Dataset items

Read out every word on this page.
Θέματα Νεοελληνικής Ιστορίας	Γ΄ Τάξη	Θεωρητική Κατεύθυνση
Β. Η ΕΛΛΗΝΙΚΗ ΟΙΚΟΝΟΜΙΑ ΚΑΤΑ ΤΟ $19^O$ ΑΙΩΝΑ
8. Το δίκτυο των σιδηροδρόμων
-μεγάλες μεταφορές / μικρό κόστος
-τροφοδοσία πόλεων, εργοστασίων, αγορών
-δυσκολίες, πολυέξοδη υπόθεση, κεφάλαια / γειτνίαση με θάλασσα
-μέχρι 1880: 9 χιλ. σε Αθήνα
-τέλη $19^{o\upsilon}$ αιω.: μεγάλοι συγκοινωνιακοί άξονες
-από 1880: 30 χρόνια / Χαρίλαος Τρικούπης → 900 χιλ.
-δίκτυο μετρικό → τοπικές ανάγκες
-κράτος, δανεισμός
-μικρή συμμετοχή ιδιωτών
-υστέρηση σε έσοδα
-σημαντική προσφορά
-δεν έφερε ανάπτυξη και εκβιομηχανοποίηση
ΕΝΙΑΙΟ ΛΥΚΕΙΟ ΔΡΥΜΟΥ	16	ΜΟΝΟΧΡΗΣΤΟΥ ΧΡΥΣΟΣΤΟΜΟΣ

Set task: Transcribe each record exactly. Leave nothing out.

Result of the task:
Read out every word on this page.
Θέματα Νεοελληνικής Ιστορίας	Γ΄ Τάξη	Θεωρητική Κατεύθυνση
Β. Η ΕΛΛΗΝΙΚΗ ΟΙΚΟΝΟΜΙΑ ΚΑΤΑ ΤΟ $19^O$ ΑΙΩΝΑ
8. Το δίκτυο των σιδηροδρόμων
-μεγάλες μεταφορές / μικρό κόστος
-τροφοδοσία πόλεων, εργοστασίων, αγορών
-δυσκολίες, πολυέξοδη υπόθεση, κεφάλαια / γειτνίαση με θάλασσα
-μέχρι 1880: 9 χιλ. σε Αθήνα
-τέλη $19^{o\upsilon}$ αιω.: μεγάλοι συγκοινωνιακοί άξονες
-από 1880: 30 χρόνια / Χαρίλαος Τρικούπης → 900 χιλ.
-δίκτυο μετρικό → τοπικές ανάγκες
-κράτος, δανεισμός
-μικρή συμμετοχή ιδιωτών
-υστέρηση σε έσοδα
-σημαντική προσφορά
-δεν έφερε ανάπτυξη και εκβιομηχανοποίηση
ΕΝΙΑΙΟ ΛΥΚΕΙΟ ΔΡΥΜΟΥ	16	ΜΟΝΟΧΡΗΣΤΟΥ ΧΡΥΣΟΣΤΟΜΟΣ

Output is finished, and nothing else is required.